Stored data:
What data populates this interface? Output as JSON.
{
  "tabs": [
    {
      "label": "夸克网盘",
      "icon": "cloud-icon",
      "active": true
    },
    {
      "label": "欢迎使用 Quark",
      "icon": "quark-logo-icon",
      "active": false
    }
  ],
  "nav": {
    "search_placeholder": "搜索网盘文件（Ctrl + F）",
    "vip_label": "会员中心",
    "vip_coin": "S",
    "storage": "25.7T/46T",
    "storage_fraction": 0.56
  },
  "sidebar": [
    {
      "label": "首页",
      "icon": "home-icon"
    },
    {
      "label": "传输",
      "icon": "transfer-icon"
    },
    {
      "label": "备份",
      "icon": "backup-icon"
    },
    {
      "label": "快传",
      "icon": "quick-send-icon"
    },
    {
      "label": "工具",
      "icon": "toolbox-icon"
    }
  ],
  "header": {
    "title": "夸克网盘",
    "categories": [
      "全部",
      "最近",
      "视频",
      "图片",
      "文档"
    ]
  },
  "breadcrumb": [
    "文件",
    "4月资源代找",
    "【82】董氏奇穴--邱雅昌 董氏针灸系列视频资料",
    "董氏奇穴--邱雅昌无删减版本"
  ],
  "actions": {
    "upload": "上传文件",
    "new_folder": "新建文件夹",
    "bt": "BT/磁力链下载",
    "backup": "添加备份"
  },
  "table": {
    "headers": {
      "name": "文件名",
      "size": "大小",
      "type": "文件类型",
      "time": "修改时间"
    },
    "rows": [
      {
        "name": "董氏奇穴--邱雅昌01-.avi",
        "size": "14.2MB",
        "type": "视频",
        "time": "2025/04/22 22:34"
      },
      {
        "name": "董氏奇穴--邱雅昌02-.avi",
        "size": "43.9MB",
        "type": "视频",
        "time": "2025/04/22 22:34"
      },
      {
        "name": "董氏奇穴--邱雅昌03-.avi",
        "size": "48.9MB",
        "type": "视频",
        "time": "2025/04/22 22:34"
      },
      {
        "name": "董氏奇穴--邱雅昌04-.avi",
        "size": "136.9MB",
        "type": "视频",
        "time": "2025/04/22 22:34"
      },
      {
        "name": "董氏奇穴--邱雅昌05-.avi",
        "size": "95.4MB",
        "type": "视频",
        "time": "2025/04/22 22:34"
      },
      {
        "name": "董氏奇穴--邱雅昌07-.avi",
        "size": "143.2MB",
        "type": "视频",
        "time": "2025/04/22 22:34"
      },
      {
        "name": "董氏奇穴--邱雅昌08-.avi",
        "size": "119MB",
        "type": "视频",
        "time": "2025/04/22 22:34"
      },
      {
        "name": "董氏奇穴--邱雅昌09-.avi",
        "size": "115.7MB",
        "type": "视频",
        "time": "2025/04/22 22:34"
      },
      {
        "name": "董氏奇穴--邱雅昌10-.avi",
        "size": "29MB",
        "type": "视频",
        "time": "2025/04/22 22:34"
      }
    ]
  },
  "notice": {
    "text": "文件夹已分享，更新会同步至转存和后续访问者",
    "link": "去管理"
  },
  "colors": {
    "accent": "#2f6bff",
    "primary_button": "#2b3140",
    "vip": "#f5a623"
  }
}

* **DIRECTIONS**:
Each line of the material above needs to be quoted exactly, please.

* **FINISHED TASK**:
What data populates this interface? Output as JSON.
{
  "tabs": [
    {
      "label": "夸克网盘",
      "icon": "cloud-icon",
      "active": true
    },
    {
      "label": "欢迎使用 Quark",
      "icon": "quark-logo-icon",
      "active": false
    }
  ],
  "nav": {
    "search_placeholder": "搜索网盘文件（Ctrl + F）",
    "vip_label": "会员中心",
    "vip_coin": "S",
    "storage": "25.7T/46T",
    "storage_fraction": 0.56
  },
  "sidebar": [
    {
      "label": "首页",
      "icon": "home-icon"
    },
    {
      "label": "传输",
      "icon": "transfer-icon"
    },
    {
      "label": "备份",
      "icon": "backup-icon"
    },
    {
      "label": "快传",
      "icon": "quick-send-icon"
    },
    {
      "label": "工具",
      "icon": "toolbox-icon"
    }
  ],
  "header": {
    "title": "夸克网盘",
    "categories": [
      "全部",
      "最近",
      "视频",
      "图片",
      "文档"
    ]
  },
  "breadcrumb": [
    "文件",
    "4月资源代找",
    "【82】董氏奇穴--邱雅昌 董氏针灸系列视频资料",
    "董氏奇穴--邱雅昌无删减版本"
  ],
  "actions": {
    "upload": "上传文件",
    "new_folder": "新建文件夹",
    "bt": "BT/磁力链下载",
    "backup": "添加备份"
  },
  "table": {
    "headers": {
      "name": "文件名",
      "size": "大小",
      "type": "文件类型",
      "time": "修改时间"
    },
    "rows": [
      {
        "name": "董氏奇穴--邱雅昌01-.avi",
        "size": "14.2MB",
        "type": "视频",
        "time": "2025/04/22 22:34"
      },
      {
        "name": "董氏奇穴--邱雅昌02-.avi",
        "size": "43.9MB",
        "type": "视频",
        "time": "2025/04/22 22:34"
      },
      {
        "name": "董氏奇穴--邱雅昌03-.avi",
        "size": "48.9MB",
        "type": "视频",
        "time": "2025/04/22 22:34"
      },
      {
        "name": "董氏奇穴--邱雅昌04-.avi",
        "size": "136.9MB",
        "type": "视频",
        "time": "2025/04/22 22:34"
      },
      {
        "name": "董氏奇穴--邱雅昌05-.avi",
        "size": "95.4MB",
        "type": "视频",
        "time": "2025/04/22 22:34"
      },
      {
        "name": "董氏奇穴--邱雅昌07-.avi",
        "size": "143.2MB",
        "type": "视频",
        "time": "2025/04/22 22:34"
      },
      {
        "name": "董氏奇穴--邱雅昌08-.avi",
        "size": "119MB",
        "type": "视频",
        "time": "2025/04/22 22:34"
      },
      {
        "name": "董氏奇穴--邱雅昌09-.avi",
        "size": "115.7MB",
        "type": "视频",
        "time": "2025/04/22 22:34"
      },
      {
        "name": "董氏奇穴--邱雅昌10-.avi",
        "size": "29MB",
        "type": "视频",
        "time": "2025/04/22 22:34"
      }
    ]
  },
  "notice": {
    "text": "文件夹已分享，更新会同步至转存和后续访问者",
    "link": "去管理"
  },
  "colors": {
    "accent": "#2f6bff",
    "primary_button": "#2b3140",
    "vip": "#f5a623"
  }
}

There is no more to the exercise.